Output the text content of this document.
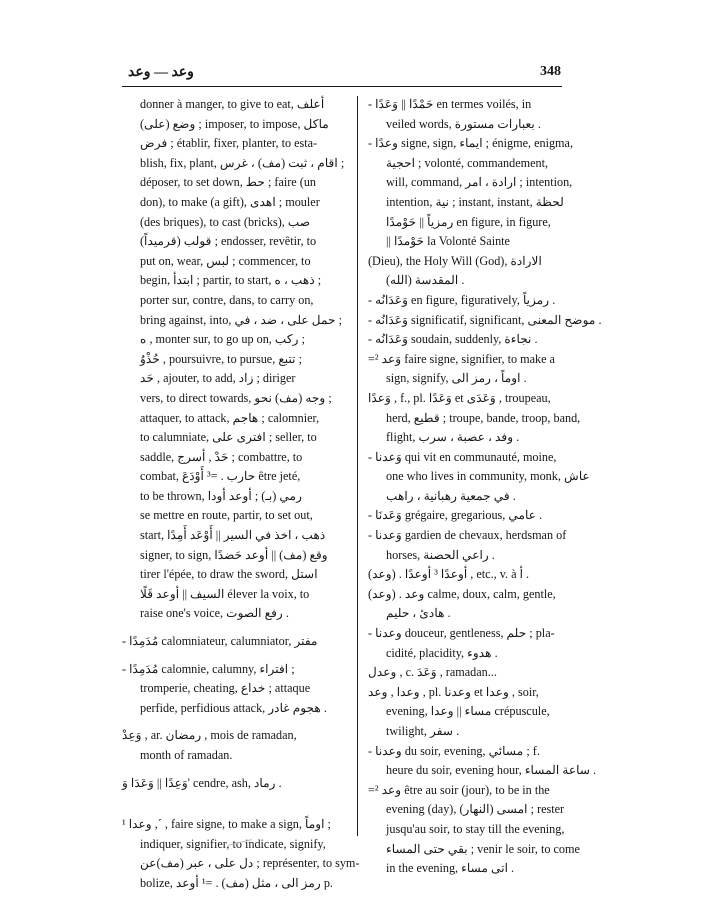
وعد — وعد	348
donner à manger, to give to eat, أعلف
وضع (على) ; imposer, to impose, ماكل
فرض ; établir, fixer, planter, to esta-
blish, fix, plant, اقام ، ثبت (مف) ، غرس ;
déposer, to set down, حط ; faire (un
don), to make (a gift), اهدى ; mouler
(des briques), to cast (bricks), صب
قولب (قرميداً) ; endosser, revêtir, to
put on, wear, لبس ; commencer, to
begin, ابتدأ ; partir, to start, ذهب ، ه ;
porter sur, contre, dans, to carry on,
bring against, into, حمل على ، ضد ، في ;
ه , monter sur, to go up on, ركب ;
حُذْوُ , poursuivre, to pursue, تتبع ;
حَد , ajouter, to add, زاد ; diriger
vers, to direct towards, وجه (مف) نحو ;
attaquer, to attack, هاجم ; calomnier,
to calumniate, افترى على ; seller, to
saddle, حَدْ , أسرج ; combattre, to
combat, حارب . =³ أَوْدَعَ être jeté,
to be thrown, رمي (بـ) ; أوعد أودا
se mettre en route, partir, to set out,
start, ذهب ، اخذ في السير || أَوْعَد أَمِدًا
signer, to sign, وقع (مف) || أوعد حَضدًا
tirer l'épée, to draw the sword, استل
السيف || أوعد قَلًا élever la voix, to
raise one's voice, رفع الصوت .
- مُدَمِدًا calomniateur, calumniator, مفتر
- مُدَمِدًا calomnie, calumny, افتراء ;
tromperie, cheating, خداع ; attaque
perfide, perfidious attack, هجوم غادر .
وَعِدْ , ar. رمضان , mois de ramadan,
month of ramadan.
وَعِدًا || وَعَدَا وَ' cendre, ash, رماد .
¹ وعدا ,´ , faire signe, to make a sign, اوماً ;
indiquer, signifier, to indicate, signify,
دل على ، عبر (مف)عن ; représenter, to sym-
bolize, رمز الى ، مثل (مف) . =¹ أوعد p.
- حَمْدًا || وَعَدًا en termes voilés, in
veiled words, بعبارات مستورة .
- وعدًا signe, sign, ايماء ; énigme, enigma,
احجية ; volonté, commandement,
will, command, ارادة ، امر ; intention,
intention, نية ; instant, instant, لحظة
رمزياً || حَوْمدًا en figure, in figure,
|| حَوْمدًا la Volonté Sainte
(Dieu), the Holy Will (God), الارادة
المقدسة (الله) .
- وَعَدَانُه en figure, figuratively, رمزياً .
- وَعَدَانُه significatif, significant, موضح المعنى .
- وَعَدَانُه soudain, suddenly, نجاءة .
=² وَعد faire signe, signifier, to make a
sign, signify, اوماً ، رمز الى .
وَعدًا , f., pl. وَعَدًا et وَعَدَى , troupeau,
herd, قطيع ; troupe, bande, troop, band,
flight, وفد ، عصبة ، سرب .
- وَعدنا qui vit en communauté, moine,
one who lives in community, monk, عاش
في جمعية رهبانية ، راهب .
- وَعَدنَا grégaire, gregarious, عامي .
- وَعدنا gardien de chevaux, herdsman of
horses, راعي الحصنة .
(وعد) . أوعدًا ³ أوعدًا , etc., v. à أ .
(وعد) . وعد calme, doux, calm, gentle,
هادئ ، حليم .
- وعدنا douceur, gentleness, حلم ; pla-
cidité, placidity, هدوء .
وعدل , c. وَعَدَ , ramadan...
وعدا , وعد , pl. وعدنا et وعدا , soir,
evening, مساء || وعدا crépuscule,
twilight, سفر .
- وعدنا du soir, evening, مسائي ; f.
heure du soir, evening hour, ساعة المساء .
=² وعد être au soir (jour), to be in the
evening (day), امسى (النهار) ; rester
jusqu'au soir, to stay till the evening,
بقي حتى المساء ; venir le soir, to come
in the evening, اتى مساء .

Exercise objective:
Repeat the entries exactly and keep the pictures out of the copy.

Solution to this exercise:
Output the text content of this document.
وعد — وعد	348
donner à manger, to give to eat, أعلف
وضع (على) ; imposer, to impose, ماكل
فرض ; établir, fixer, planter, to esta-
blish, fix, plant, اقام ، ثبت (مف) ، غرس ;
déposer, to set down, حط ; faire (un
don), to make (a gift), اهدى ; mouler
(des briques), to cast (bricks), صب
قولب (قرميداً) ; endosser, revêtir, to
put on, wear, لبس ; commencer, to
begin, ابتدأ ; partir, to start, ذهب ، ه ;
porter sur, contre, dans, to carry on,
bring against, into, حمل على ، ضد ، في ;
ه , monter sur, to go up on, ركب ;
حُذْوُ , poursuivre, to pursue, تتبع ;
حَد , ajouter, to add, زاد ; diriger
vers, to direct towards, وجه (مف) نحو ;
attaquer, to attack, هاجم ; calomnier,
to calumniate, افترى على ; seller, to
saddle, حَدْ , أسرج ; combattre, to
combat, حارب . =³ أَوْدَعَ être jeté,
to be thrown, رمي (بـ) ; أوعد أودا
se mettre en route, partir, to set out,
start, ذهب ، اخذ في السير || أَوْعَد أَمِدًا
signer, to sign, وقع (مف) || أوعد حَضدًا
tirer l'épée, to draw the sword, استل
السيف || أوعد قَلًا élever la voix, to
raise one's voice, رفع الصوت .
- مُدَمِدًا calomniateur, calumniator, مفتر
- مُدَمِدًا calomnie, calumny, افتراء ;
tromperie, cheating, خداع ; attaque
perfide, perfidious attack, هجوم غادر .
وَعِدْ , ar. رمضان , mois de ramadan,
month of ramadan.
وَعِدًا || وَعَدَا وَ' cendre, ash, رماد .
¹ وعدا ,´ , faire signe, to make a sign, اوماً ;
indiquer, signifier, to indicate, signify,
دل على ، عبر (مف)عن ; représenter, to sym-
bolize, رمز الى ، مثل (مف) . =¹ أوعد p.
- حَمْدًا || وَعَدًا en termes voilés, in
veiled words, بعبارات مستورة .
- وعدًا signe, sign, ايماء ; énigme, enigma,
احجية ; volonté, commandement,
will, command, ارادة ، امر ; intention,
intention, نية ; instant, instant, لحظة
رمزياً || حَوْمدًا en figure, in figure,
|| حَوْمدًا la Volonté Sainte
(Dieu), the Holy Will (God), الارادة
المقدسة (الله) .
- وَعَدَانُه en figure, figuratively, رمزياً .
- وَعَدَانُه significatif, significant, موضح المعنى .
- وَعَدَانُه soudain, suddenly, نجاءة .
=² وَعد faire signe, signifier, to make a
sign, signify, اوماً ، رمز الى .
وَعدًا , f., pl. وَعَدًا et وَعَدَى , troupeau,
herd, قطيع ; troupe, bande, troop, band,
flight, وفد ، عصبة ، سرب .
- وَعدنا qui vit en communauté, moine,
one who lives in community, monk, عاش
في جمعية رهبانية ، راهب .
- وَعَدنَا grégaire, gregarious, عامي .
- وَعدنا gardien de chevaux, herdsman of
horses, راعي الحصنة .
(وعد) . أوعدًا ³ أوعدًا , etc., v. à أ .
(وعد) . وعد calme, doux, calm, gentle,
هادئ ، حليم .
- وعدنا douceur, gentleness, حلم ; pla-
cidité, placidity, هدوء .
وعدل , c. وَعَدَ , ramadan...
وعدا , وعد , pl. وعدنا et وعدا , soir,
evening, مساء || وعدا crépuscule,
twilight, سفر .
- وعدنا du soir, evening, مسائي ; f.
heure du soir, evening hour, ساعة المساء .
=² وعد être au soir (jour), to be in the
evening (day), امسى (النهار) ; rester
jusqu'au soir, to stay till the evening,
بقي حتى المساء ; venir le soir, to come
in the evening, اتى مساء .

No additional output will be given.